▶ [WHAT IS EXPECTED] Only the lines from the one containing "Convert this document image to plain text." through the end of the material are to be echoed, each exactly as it appears.

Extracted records
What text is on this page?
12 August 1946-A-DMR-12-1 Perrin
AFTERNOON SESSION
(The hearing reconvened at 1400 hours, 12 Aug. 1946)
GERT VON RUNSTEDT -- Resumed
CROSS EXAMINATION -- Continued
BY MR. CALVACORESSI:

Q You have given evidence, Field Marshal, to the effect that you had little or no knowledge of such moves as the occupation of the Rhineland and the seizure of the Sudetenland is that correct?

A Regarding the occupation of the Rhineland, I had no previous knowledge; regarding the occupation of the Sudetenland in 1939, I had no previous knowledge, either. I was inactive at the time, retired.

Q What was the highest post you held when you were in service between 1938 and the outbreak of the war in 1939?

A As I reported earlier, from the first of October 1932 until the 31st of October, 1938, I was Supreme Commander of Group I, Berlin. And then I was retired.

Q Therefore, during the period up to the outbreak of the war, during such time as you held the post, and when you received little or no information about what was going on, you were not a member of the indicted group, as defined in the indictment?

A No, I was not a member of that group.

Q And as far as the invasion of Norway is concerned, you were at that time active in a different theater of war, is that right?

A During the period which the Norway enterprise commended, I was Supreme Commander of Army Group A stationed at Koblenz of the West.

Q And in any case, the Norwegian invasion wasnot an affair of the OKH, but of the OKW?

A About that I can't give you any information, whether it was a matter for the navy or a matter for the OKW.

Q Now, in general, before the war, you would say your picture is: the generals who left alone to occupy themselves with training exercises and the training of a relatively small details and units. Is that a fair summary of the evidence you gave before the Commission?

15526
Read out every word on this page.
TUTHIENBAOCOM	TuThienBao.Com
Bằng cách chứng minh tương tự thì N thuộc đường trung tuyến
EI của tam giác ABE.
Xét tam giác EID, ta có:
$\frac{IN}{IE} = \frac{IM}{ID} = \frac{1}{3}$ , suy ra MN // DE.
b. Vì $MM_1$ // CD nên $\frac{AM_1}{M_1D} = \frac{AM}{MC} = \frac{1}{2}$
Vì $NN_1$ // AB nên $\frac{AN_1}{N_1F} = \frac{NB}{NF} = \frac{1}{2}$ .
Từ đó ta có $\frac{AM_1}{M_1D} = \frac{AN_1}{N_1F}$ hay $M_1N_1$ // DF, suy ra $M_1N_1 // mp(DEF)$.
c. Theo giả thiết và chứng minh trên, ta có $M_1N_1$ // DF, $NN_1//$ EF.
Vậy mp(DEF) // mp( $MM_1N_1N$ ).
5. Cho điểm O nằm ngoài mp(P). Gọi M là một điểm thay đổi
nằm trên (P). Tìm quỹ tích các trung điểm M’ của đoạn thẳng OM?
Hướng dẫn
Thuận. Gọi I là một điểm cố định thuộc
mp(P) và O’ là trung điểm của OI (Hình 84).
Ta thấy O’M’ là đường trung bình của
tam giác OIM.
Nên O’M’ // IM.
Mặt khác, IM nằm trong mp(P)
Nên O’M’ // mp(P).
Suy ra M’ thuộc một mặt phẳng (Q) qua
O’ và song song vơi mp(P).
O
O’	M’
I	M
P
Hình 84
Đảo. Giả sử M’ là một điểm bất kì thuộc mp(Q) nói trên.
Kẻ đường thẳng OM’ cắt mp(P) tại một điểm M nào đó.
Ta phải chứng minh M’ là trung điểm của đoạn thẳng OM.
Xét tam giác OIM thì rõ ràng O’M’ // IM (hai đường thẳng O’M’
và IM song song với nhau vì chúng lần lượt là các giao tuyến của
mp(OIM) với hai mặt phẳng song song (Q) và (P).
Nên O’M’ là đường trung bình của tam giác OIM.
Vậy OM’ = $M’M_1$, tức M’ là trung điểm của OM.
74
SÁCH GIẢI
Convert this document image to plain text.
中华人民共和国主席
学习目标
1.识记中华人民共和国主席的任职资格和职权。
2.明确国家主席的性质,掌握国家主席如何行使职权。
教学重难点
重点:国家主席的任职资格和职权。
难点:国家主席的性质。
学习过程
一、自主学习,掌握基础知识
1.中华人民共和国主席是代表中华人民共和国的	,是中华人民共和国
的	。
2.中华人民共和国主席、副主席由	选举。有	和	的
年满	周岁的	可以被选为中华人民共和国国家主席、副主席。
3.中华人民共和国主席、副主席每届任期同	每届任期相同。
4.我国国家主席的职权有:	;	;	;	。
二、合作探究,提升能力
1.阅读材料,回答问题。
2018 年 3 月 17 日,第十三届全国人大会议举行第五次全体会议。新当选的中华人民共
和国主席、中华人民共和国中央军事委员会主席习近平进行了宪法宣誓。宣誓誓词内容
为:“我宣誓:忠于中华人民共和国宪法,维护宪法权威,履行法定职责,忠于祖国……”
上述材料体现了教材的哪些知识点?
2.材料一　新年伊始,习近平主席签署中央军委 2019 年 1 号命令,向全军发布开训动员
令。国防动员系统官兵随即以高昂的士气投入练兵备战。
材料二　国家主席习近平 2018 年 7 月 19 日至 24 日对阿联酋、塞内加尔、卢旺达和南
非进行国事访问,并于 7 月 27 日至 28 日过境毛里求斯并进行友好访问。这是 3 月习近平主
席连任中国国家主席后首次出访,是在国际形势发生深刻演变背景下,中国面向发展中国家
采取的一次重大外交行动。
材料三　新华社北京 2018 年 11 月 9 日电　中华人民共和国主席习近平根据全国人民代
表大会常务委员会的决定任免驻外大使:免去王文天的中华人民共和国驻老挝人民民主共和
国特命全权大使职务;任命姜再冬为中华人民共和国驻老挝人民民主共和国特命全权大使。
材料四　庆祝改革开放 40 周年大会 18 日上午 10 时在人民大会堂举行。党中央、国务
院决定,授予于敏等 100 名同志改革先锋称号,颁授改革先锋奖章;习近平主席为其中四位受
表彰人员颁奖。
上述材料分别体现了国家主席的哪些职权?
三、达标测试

▶ [PROBLEM SOLUTION]
Convert this document image to plain text.
中华人民共和国主席
学习目标
1.识记中华人民共和国主席的任职资格和职权。
2.明确国家主席的性质,掌握国家主席如何行使职权。
教学重难点
重点:国家主席的任职资格和职权。
难点:国家主席的性质。
学习过程
一、自主学习,掌握基础知识
1.中华人民共和国主席是代表中华人民共和国的	,是中华人民共和国
的	。
2.中华人民共和国主席、副主席由	选举。有	和	的
年满	周岁的	可以被选为中华人民共和国国家主席、副主席。
3.中华人民共和国主席、副主席每届任期同	每届任期相同。
4.我国国家主席的职权有:	;	;	;	。
二、合作探究,提升能力
1.阅读材料,回答问题。
2018 年 3 月 17 日,第十三届全国人大会议举行第五次全体会议。新当选的中华人民共
和国主席、中华人民共和国中央军事委员会主席习近平进行了宪法宣誓。宣誓誓词内容
为:“我宣誓:忠于中华人民共和国宪法,维护宪法权威,履行法定职责,忠于祖国……”
上述材料体现了教材的哪些知识点?
2.材料一　新年伊始,习近平主席签署中央军委 2019 年 1 号命令,向全军发布开训动员
令。国防动员系统官兵随即以高昂的士气投入练兵备战。
材料二　国家主席习近平 2018 年 7 月 19 日至 24 日对阿联酋、塞内加尔、卢旺达和南
非进行国事访问,并于 7 月 27 日至 28 日过境毛里求斯并进行友好访问。这是 3 月习近平主
席连任中国国家主席后首次出访,是在国际形势发生深刻演变背景下,中国面向发展中国家
采取的一次重大外交行动。
材料三　新华社北京 2018 年 11 月 9 日电　中华人民共和国主席习近平根据全国人民代
表大会常务委员会的决定任免驻外大使:免去王文天的中华人民共和国驻老挝人民民主共和
国特命全权大使职务;任命姜再冬为中华人民共和国驻老挝人民民主共和国特命全权大使。
材料四　庆祝改革开放 40 周年大会 18 日上午 10 时在人民大会堂举行。党中央、国务
院决定,授予于敏等 100 名同志改革先锋称号,颁授改革先锋奖章;习近平主席为其中四位受
表彰人员颁奖。
上述材料分别体现了国家主席的哪些职权?
三、达标测试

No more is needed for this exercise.